■ **What is required**: Set down all of the entries word for word, omitting the images they contain.

## begin Given data

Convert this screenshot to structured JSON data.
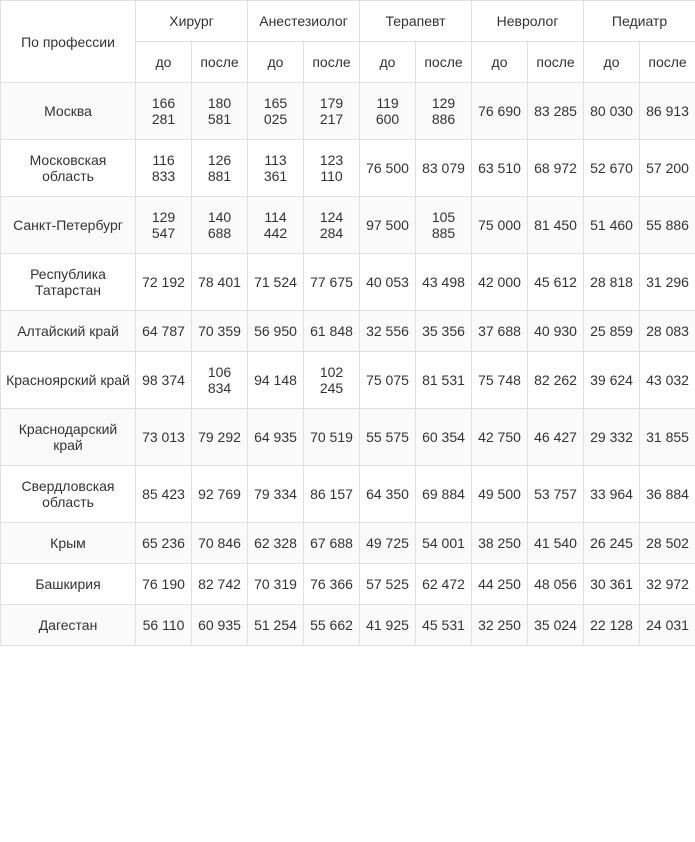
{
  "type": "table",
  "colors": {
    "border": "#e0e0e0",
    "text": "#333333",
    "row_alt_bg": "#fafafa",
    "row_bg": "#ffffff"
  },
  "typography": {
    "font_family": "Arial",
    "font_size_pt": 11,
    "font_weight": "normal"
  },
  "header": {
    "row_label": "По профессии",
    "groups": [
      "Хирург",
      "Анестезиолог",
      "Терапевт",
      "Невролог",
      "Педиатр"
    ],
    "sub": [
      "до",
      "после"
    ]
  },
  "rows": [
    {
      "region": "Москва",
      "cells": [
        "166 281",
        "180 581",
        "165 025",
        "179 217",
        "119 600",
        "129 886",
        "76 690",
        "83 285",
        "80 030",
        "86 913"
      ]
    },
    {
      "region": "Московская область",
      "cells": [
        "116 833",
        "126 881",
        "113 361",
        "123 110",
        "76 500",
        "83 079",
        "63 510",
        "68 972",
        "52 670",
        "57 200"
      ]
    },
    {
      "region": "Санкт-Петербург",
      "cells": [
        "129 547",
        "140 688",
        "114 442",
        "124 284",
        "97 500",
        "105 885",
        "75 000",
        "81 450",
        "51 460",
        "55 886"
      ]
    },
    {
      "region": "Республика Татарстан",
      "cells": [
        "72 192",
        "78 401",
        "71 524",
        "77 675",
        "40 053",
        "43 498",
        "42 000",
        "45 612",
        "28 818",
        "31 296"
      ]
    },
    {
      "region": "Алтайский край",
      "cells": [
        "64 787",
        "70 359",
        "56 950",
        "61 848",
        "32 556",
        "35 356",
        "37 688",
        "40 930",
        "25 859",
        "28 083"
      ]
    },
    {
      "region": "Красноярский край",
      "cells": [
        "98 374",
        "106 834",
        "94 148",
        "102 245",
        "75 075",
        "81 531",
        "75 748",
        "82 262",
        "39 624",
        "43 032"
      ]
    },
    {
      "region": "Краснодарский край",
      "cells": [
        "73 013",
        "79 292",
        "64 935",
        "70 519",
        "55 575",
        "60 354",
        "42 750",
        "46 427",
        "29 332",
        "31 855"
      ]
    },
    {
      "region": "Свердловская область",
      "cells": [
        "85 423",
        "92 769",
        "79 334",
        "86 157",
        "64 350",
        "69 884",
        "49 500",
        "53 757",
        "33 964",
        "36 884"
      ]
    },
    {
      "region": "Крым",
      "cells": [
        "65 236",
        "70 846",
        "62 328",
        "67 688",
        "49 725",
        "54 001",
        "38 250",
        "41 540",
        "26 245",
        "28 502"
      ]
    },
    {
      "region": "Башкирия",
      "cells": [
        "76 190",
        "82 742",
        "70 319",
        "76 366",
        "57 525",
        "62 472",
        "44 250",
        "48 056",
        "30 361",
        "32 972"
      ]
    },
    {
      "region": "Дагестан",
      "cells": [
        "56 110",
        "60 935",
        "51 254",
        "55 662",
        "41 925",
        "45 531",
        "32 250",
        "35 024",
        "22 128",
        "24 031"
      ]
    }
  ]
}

## end Given data

■ **Output of the exercise**:
Convert this screenshot to structured JSON data.
{
  "type": "table",
  "colors": {
    "border": "#e0e0e0",
    "text": "#333333",
    "row_alt_bg": "#fafafa",
    "row_bg": "#ffffff"
  },
  "typography": {
    "font_family": "Arial",
    "font_size_pt": 11,
    "font_weight": "normal"
  },
  "header": {
    "row_label": "По профессии",
    "groups": [
      "Хирург",
      "Анестезиолог",
      "Терапевт",
      "Невролог",
      "Педиатр"
    ],
    "sub": [
      "до",
      "после"
    ]
  },
  "rows": [
    {
      "region": "Москва",
      "cells": [
        "166 281",
        "180 581",
        "165 025",
        "179 217",
        "119 600",
        "129 886",
        "76 690",
        "83 285",
        "80 030",
        "86 913"
      ]
    },
    {
      "region": "Московская область",
      "cells": [
        "116 833",
        "126 881",
        "113 361",
        "123 110",
        "76 500",
        "83 079",
        "63 510",
        "68 972",
        "52 670",
        "57 200"
      ]
    },
    {
      "region": "Санкт-Петербург",
      "cells": [
        "129 547",
        "140 688",
        "114 442",
        "124 284",
        "97 500",
        "105 885",
        "75 000",
        "81 450",
        "51 460",
        "55 886"
      ]
    },
    {
      "region": "Республика Татарстан",
      "cells": [
        "72 192",
        "78 401",
        "71 524",
        "77 675",
        "40 053",
        "43 498",
        "42 000",
        "45 612",
        "28 818",
        "31 296"
      ]
    },
    {
      "region": "Алтайский край",
      "cells": [
        "64 787",
        "70 359",
        "56 950",
        "61 848",
        "32 556",
        "35 356",
        "37 688",
        "40 930",
        "25 859",
        "28 083"
      ]
    },
    {
      "region": "Красноярский край",
      "cells": [
        "98 374",
        "106 834",
        "94 148",
        "102 245",
        "75 075",
        "81 531",
        "75 748",
        "82 262",
        "39 624",
        "43 032"
      ]
    },
    {
      "region": "Краснодарский край",
      "cells": [
        "73 013",
        "79 292",
        "64 935",
        "70 519",
        "55 575",
        "60 354",
        "42 750",
        "46 427",
        "29 332",
        "31 855"
      ]
    },
    {
      "region": "Свердловская область",
      "cells": [
        "85 423",
        "92 769",
        "79 334",
        "86 157",
        "64 350",
        "69 884",
        "49 500",
        "53 757",
        "33 964",
        "36 884"
      ]
    },
    {
      "region": "Крым",
      "cells": [
        "65 236",
        "70 846",
        "62 328",
        "67 688",
        "49 725",
        "54 001",
        "38 250",
        "41 540",
        "26 245",
        "28 502"
      ]
    },
    {
      "region": "Башкирия",
      "cells": [
        "76 190",
        "82 742",
        "70 319",
        "76 366",
        "57 525",
        "62 472",
        "44 250",
        "48 056",
        "30 361",
        "32 972"
      ]
    },
    {
      "region": "Дагестан",
      "cells": [
        "56 110",
        "60 935",
        "51 254",
        "55 662",
        "41 925",
        "45 531",
        "32 250",
        "35 024",
        "22 128",
        "24 031"
      ]
    }
  ]
}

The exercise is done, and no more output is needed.